■ Directive ■
Look through the records below and collect all lines that hold the string "torque".

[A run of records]
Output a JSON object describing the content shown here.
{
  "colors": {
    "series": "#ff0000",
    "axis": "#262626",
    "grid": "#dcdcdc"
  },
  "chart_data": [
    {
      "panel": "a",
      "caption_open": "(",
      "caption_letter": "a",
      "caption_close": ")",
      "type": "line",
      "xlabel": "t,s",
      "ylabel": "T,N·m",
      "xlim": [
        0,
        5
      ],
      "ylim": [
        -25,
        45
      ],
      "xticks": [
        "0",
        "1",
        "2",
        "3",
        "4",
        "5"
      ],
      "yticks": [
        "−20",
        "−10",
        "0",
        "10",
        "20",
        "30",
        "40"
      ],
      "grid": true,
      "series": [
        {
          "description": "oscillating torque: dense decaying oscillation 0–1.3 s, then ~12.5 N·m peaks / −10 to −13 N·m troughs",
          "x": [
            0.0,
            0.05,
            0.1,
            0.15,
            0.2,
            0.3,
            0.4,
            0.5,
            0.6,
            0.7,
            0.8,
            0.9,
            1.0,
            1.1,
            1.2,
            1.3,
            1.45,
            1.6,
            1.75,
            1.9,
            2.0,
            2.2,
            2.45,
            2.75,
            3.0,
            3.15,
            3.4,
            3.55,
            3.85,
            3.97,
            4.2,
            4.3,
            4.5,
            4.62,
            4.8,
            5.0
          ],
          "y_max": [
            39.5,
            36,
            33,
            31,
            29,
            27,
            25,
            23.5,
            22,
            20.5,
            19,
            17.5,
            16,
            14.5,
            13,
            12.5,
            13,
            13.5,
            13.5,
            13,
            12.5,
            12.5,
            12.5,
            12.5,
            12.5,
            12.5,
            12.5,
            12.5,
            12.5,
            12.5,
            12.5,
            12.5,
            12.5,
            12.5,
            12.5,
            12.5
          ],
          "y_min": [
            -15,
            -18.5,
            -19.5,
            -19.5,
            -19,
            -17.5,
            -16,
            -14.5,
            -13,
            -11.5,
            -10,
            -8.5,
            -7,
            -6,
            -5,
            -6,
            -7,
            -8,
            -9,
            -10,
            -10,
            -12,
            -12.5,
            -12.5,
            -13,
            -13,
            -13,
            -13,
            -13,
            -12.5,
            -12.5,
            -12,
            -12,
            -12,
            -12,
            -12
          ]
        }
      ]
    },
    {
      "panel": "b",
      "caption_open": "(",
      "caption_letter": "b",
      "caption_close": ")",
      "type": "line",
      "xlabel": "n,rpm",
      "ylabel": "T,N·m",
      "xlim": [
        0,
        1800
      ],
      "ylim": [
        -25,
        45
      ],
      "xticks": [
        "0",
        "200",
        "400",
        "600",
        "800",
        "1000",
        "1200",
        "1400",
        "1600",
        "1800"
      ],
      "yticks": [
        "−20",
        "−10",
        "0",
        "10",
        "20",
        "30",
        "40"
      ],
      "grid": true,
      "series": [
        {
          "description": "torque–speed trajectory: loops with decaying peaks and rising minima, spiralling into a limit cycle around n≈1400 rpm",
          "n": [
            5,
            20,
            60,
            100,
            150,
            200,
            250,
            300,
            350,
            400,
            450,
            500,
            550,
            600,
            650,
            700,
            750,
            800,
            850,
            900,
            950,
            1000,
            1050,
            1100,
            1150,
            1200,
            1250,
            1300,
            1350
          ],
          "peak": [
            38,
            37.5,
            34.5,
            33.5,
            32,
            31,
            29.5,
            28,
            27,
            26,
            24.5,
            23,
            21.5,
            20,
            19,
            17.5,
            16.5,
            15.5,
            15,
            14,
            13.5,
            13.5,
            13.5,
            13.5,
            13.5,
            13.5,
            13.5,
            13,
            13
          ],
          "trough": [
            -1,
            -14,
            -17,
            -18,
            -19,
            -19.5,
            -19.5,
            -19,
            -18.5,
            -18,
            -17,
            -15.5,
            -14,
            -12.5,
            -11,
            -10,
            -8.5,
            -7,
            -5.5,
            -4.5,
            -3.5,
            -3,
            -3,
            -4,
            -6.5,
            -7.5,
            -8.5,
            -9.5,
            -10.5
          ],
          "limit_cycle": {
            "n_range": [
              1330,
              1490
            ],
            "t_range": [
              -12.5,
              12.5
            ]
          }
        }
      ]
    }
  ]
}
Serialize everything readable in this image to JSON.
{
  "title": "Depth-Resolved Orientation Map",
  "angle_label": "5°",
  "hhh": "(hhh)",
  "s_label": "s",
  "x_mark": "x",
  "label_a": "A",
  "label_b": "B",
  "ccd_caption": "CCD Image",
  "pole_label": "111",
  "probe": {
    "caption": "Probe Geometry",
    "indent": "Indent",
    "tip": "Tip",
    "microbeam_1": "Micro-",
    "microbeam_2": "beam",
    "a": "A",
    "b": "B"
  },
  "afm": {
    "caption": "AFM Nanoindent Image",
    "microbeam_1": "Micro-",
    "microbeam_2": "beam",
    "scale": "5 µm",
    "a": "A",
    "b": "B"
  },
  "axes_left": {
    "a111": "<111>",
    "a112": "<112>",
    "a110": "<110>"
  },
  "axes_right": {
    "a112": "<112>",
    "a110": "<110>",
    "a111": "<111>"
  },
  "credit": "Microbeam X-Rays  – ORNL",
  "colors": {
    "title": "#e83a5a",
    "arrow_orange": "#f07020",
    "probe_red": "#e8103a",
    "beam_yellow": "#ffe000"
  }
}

■ Finished answer ■
          "description": "oscillating torque: dense decaying oscillation 0–1.3 s, then ~12.5 N·m peaks / −10 to −13 N·m troughs",
          "description": "torque–speed trajectory: loops with decaying peaks and rising minima, spiralling into a limit cycle around n≈1400 rpm",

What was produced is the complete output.